┏━━

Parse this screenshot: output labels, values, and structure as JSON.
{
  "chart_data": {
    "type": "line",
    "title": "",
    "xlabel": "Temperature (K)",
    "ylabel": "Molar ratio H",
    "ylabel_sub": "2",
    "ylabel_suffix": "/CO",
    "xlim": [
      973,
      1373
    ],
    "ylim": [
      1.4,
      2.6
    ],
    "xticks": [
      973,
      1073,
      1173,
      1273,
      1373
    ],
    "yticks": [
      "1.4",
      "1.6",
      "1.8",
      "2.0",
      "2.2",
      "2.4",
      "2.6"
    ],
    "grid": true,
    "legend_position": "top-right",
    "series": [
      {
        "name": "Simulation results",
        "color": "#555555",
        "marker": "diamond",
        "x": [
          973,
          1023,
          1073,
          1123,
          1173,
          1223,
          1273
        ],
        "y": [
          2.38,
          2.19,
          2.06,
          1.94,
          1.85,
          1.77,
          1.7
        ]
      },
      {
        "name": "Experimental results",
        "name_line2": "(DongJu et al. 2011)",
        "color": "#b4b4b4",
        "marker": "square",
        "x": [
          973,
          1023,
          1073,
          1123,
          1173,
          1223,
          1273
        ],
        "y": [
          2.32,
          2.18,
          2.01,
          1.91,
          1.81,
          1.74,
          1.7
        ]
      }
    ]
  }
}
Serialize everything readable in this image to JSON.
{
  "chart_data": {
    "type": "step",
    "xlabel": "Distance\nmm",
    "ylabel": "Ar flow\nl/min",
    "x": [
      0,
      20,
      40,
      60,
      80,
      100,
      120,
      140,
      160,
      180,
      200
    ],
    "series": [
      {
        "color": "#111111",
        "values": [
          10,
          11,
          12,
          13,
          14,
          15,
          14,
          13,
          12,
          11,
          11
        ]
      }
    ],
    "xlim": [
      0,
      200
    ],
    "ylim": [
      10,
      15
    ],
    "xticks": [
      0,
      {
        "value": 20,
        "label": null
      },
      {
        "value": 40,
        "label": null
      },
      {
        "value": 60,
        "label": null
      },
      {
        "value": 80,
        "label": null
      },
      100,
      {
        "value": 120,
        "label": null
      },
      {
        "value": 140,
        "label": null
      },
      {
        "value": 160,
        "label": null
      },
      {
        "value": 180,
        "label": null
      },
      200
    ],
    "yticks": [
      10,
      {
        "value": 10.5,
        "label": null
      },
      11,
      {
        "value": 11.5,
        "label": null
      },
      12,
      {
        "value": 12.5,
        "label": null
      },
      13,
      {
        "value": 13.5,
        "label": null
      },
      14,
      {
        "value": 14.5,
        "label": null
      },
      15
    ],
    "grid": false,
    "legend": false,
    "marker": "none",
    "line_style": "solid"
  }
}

┗━━

* _Task description_
Word for word, extract all the records.

* _Solution to this exercise_
Parse this screenshot: output labels, values, and structure as JSON.
{
  "chart_data": {
    "type": "line",
    "title": "",
    "xlabel": "Temperature (K)",
    "ylabel": "Molar ratio H",
    "ylabel_sub": "2",
    "ylabel_suffix": "/CO",
    "xlim": [
      973,
      1373
    ],
    "ylim": [
      1.4,
      2.6
    ],
    "xticks": [
      973,
      1073,
      1173,
      1273,
      1373
    ],
    "yticks": [
      "1.4",
      "1.6",
      "1.8",
      "2.0",
      "2.2",
      "2.4",
      "2.6"
    ],
    "grid": true,
    "legend_position": "top-right",
    "series": [
      {
        "name": "Simulation results",
        "color": "#555555",
        "marker": "diamond",
        "x": [
          973,
          1023,
          1073,
          1123,
          1173,
          1223,
          1273
        ],
        "y": [
          2.38,
          2.19,
          2.06,
          1.94,
          1.85,
          1.77,
          1.7
        ]
      },
      {
        "name": "Experimental results",
        "name_line2": "(DongJu et al. 2011)",
        "color": "#b4b4b4",
        "marker": "square",
        "x": [
          973,
          1023,
          1073,
          1123,
          1173,
          1223,
          1273
        ],
        "y": [
          2.32,
          2.18,
          2.01,
          1.91,
          1.81,
          1.74,
          1.7
        ]
      }
    ]
  }
}
Serialize everything readable in this image to JSON.
{
  "chart_data": {
    "type": "step",
    "xlabel": "Distance\nmm",
    "ylabel": "Ar flow\nl/min",
    "x": [
      0,
      20,
      40,
      60,
      80,
      100,
      120,
      140,
      160,
      180,
      200
    ],
    "series": [
      {
        "color": "#111111",
        "values": [
          10,
          11,
          12,
          13,
          14,
          15,
          14,
          13,
          12,
          11,
          11
        ]
      }
    ],
    "xlim": [
      0,
      200
    ],
    "ylim": [
      10,
      15
    ],
    "xticks": [
      0,
      {
        "value": 20,
        "label": null
      },
      {
        "value": 40,
        "label": null
      },
      {
        "value": 60,
        "label": null
      },
      {
        "value": 80,
        "label": null
      },
      100,
      {
        "value": 120,
        "label": null
      },
      {
        "value": 140,
        "label": null
      },
      {
        "value": 160,
        "label": null
      },
      {
        "value": 180,
        "label": null
      },
      200
    ],
    "yticks": [
      10,
      {
        "value": 10.5,
        "label": null
      },
      11,
      {
        "value": 11.5,
        "label": null
      },
      12,
      {
        "value": 12.5,
        "label": null
      },
      13,
      {
        "value": 13.5,
        "label": null
      },
      14,
      {
        "value": 14.5,
        "label": null
      },
      15
    ],
    "grid": false,
    "legend": false,
    "marker": "none",
    "line_style": "solid"
  }
}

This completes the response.